--- Extrait ---
◆ ◆ ◆ ◆

Édition du 26 mars 2024

Une tribune libre pour la gauche québécoise en marche

Vers le sommet sur l’éducation supérieure

Deux temps forts des Journées de l’éducation

Les vendredi et samedi 26 et 27 octobre se tenaient les premières Journées de l’éducation organisées par le réseau Profs contre la hausse. Saluons d’abord la réussite que fut l’événement : en très peu de temps, avec des moyens financiers limités, ces journées nous ont offert un bel espace de dialogue et de réflexion. De quoi faire paraître le futur Sommet sur l’Enseignement supérieur quelque peu fade. Je mettrai l’accent, ici, sur deux interventions, lors de la première des deux tables-rondes du samedi, qui m’ont particulièrement marquée : celles de Gilles Gagné et celle de Hervé Philippe. La table-ronde à laquelle ils participaient portait sur les possibles dérives technicistes de l’éducation. Et les propos des deux intervenants avaient pour acteur principal le cerveau.

◆ ◆ ◆ ◆

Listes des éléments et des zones
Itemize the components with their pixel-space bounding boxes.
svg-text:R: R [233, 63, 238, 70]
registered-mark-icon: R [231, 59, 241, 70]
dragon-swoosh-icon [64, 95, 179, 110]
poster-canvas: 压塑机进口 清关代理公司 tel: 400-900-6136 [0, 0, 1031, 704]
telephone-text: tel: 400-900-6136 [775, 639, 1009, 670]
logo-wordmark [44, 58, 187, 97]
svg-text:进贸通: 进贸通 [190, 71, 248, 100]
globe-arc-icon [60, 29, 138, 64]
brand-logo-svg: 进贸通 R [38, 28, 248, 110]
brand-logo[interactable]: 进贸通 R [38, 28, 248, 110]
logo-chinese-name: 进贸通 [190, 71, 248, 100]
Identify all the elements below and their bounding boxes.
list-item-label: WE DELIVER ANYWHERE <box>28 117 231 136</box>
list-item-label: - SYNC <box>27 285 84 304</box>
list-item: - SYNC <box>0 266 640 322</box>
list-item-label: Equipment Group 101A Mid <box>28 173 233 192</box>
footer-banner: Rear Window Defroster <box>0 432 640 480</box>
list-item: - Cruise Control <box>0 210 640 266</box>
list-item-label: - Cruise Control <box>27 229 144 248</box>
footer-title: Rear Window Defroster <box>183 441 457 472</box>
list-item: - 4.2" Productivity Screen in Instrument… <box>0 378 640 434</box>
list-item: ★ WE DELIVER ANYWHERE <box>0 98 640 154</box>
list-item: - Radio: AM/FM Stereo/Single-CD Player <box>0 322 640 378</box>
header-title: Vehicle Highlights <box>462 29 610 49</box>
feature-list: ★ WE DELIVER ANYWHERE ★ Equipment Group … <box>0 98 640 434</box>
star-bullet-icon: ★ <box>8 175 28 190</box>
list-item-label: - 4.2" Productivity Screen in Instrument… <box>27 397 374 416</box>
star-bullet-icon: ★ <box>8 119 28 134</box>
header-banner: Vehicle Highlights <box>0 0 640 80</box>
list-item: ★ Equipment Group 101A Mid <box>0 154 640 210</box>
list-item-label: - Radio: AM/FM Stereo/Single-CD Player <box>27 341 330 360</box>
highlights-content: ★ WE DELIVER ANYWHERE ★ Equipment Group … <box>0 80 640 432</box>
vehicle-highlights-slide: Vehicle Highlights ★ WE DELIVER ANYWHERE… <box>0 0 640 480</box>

◆ ◆ ◆ ◆

Prolongez l'extrait sur les Journées de l'éducation en reprenant juste après sa dernière phrase. Ces enregistrements proviennent d'une autre source que l'extrait.

Du professionnalisme à l’exécution surveillée

Gilles Gagné, professeur au Département de sociologie de l’Université Laval, s’est attardé à défendre l’idée du professionnalisme en éducation. Le professionnel, selon Gagné, acquiert non seulement les connaissances propres à son domaine, mais aussi les capacités de jugement éclairé qui lui permettent de bien utiliser ces connaissances. La corporation à laquelle appartient le professionnel se réfère à des normes débattues publiquement et qui balisent sa pratique. Ainsi, la technique n’est bonne que si le cerveau qui l’applique sait ce qu’il fait, en accord avec son milieu. Relier la main et la tête.

Mais force est de constater que dans le système actuel, la tendance est plutôt à enchaîner ces têtes les unes aux autres. Le taylorisme des années 1910 a divisé le travail manuel en différentes petites tâches exécutées à répétition pour plus d’efficacité. La main artisane s’est retrouvée dépossédée de la production totale, dépossédée de l’obligation de penser la structure globale de ce qui était produit. Des mains, de simples mains, produisant des gestes, de simples gestes. De la main-d’œuvre.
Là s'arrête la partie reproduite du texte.